## What you have to do
Determine the number of lines where "houses" occurs and reply with that number by itself.

━━━━━━━━

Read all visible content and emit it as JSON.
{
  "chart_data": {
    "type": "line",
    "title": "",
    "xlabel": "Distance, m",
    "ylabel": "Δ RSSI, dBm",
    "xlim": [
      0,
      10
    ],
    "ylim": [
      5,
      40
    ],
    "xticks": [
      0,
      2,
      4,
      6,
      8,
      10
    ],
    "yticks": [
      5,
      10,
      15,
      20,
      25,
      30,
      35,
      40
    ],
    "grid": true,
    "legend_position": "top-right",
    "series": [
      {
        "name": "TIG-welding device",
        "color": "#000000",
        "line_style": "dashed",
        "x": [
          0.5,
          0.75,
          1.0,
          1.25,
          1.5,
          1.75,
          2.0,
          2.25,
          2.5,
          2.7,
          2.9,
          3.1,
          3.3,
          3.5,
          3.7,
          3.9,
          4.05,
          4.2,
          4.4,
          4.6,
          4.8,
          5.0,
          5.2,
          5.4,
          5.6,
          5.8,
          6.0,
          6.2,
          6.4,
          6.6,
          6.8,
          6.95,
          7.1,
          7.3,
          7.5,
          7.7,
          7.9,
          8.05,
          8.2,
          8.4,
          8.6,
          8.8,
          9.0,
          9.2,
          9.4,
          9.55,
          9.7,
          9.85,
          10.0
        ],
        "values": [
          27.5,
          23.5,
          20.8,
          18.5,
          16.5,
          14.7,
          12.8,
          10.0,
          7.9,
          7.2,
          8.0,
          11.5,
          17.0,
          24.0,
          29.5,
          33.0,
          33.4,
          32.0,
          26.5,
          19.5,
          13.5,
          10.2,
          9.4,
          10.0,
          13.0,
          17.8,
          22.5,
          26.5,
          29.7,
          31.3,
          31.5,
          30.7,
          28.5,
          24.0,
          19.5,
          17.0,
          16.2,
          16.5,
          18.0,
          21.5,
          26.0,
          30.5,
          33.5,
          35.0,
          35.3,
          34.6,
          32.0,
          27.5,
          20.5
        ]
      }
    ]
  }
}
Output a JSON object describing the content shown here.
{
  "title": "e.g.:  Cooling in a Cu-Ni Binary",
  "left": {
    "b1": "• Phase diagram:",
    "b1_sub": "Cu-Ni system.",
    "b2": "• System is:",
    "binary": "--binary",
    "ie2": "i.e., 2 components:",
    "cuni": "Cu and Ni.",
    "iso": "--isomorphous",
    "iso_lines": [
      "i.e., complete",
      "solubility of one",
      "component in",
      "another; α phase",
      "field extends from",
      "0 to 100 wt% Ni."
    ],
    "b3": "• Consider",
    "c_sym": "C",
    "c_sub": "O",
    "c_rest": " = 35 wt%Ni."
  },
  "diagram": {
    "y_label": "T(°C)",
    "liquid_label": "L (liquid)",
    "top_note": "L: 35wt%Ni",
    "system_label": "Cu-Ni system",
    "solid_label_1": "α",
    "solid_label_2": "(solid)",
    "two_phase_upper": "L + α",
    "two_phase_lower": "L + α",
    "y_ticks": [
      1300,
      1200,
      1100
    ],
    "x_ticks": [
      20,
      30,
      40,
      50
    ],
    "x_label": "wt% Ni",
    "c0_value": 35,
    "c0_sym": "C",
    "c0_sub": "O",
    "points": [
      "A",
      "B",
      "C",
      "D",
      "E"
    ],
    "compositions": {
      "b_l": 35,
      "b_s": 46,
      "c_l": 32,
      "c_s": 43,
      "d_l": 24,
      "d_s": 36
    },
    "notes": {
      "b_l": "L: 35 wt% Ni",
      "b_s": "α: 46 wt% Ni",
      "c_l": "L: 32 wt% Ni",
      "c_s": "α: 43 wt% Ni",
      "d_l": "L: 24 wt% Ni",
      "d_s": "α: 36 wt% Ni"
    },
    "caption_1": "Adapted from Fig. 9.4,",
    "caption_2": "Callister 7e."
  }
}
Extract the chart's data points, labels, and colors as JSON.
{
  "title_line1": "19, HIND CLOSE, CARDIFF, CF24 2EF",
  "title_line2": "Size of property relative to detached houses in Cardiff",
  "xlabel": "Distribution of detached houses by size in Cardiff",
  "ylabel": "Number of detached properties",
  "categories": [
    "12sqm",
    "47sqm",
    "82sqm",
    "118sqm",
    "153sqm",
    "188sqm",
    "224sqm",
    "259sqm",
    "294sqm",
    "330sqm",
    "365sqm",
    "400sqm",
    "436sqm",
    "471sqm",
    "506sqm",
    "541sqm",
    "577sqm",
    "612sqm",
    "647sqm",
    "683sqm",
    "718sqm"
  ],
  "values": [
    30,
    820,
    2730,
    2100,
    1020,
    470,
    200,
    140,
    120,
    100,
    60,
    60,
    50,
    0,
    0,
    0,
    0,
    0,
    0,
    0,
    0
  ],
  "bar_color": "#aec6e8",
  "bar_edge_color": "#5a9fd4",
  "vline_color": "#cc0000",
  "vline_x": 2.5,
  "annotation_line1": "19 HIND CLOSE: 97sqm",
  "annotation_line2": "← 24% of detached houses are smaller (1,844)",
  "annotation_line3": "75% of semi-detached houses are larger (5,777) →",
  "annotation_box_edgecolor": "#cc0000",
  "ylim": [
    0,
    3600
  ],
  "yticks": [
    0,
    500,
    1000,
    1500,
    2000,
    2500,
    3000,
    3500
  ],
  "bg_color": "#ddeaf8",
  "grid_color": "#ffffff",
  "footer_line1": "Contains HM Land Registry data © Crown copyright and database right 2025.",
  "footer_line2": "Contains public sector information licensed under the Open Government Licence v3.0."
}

━━━━━━━━

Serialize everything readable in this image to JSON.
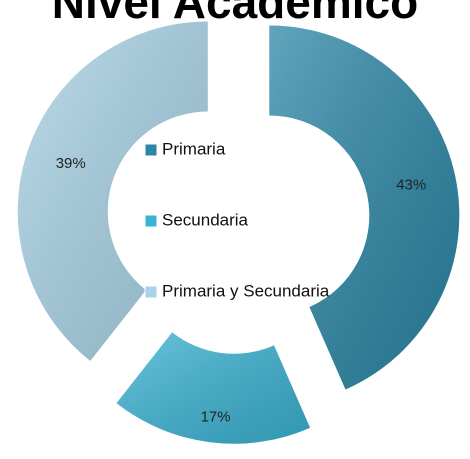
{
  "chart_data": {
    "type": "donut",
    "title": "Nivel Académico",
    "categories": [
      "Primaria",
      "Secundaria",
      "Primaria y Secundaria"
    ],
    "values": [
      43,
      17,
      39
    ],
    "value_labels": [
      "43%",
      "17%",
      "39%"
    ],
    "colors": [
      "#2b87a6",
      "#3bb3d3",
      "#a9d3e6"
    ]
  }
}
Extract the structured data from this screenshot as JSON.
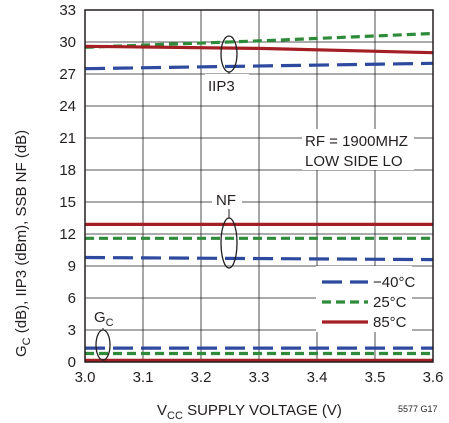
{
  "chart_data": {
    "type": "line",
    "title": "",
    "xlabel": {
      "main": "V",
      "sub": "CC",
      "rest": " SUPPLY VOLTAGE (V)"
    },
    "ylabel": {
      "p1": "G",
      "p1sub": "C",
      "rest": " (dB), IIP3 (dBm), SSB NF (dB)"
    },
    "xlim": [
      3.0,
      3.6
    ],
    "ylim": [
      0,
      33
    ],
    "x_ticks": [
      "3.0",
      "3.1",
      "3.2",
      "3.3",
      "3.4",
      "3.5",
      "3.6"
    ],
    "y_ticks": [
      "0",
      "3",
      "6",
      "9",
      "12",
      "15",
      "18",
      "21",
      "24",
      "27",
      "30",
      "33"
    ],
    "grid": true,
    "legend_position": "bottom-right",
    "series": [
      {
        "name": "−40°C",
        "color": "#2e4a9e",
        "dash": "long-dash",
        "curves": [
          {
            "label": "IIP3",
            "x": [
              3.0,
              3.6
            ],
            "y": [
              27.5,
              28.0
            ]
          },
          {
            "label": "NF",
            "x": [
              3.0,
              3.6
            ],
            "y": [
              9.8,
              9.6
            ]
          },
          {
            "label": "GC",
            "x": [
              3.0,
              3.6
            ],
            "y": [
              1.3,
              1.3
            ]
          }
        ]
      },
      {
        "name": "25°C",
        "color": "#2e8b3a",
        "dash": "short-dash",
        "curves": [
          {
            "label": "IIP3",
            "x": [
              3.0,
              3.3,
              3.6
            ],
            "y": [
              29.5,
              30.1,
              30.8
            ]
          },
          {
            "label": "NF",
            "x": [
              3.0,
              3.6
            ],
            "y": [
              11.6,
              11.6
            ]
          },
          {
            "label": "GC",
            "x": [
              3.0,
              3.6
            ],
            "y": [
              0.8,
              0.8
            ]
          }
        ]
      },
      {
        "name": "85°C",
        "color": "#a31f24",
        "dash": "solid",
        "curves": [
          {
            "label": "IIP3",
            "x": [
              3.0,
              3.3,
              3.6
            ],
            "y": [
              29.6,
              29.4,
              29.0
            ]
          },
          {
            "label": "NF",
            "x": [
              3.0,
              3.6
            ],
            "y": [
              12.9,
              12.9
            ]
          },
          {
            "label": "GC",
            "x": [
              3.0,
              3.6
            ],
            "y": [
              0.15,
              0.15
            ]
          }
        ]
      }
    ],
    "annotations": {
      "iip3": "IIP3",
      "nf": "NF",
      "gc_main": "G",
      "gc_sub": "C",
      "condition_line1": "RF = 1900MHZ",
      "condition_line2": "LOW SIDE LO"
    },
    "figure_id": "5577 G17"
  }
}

━━━━━━━━

## Completed task
4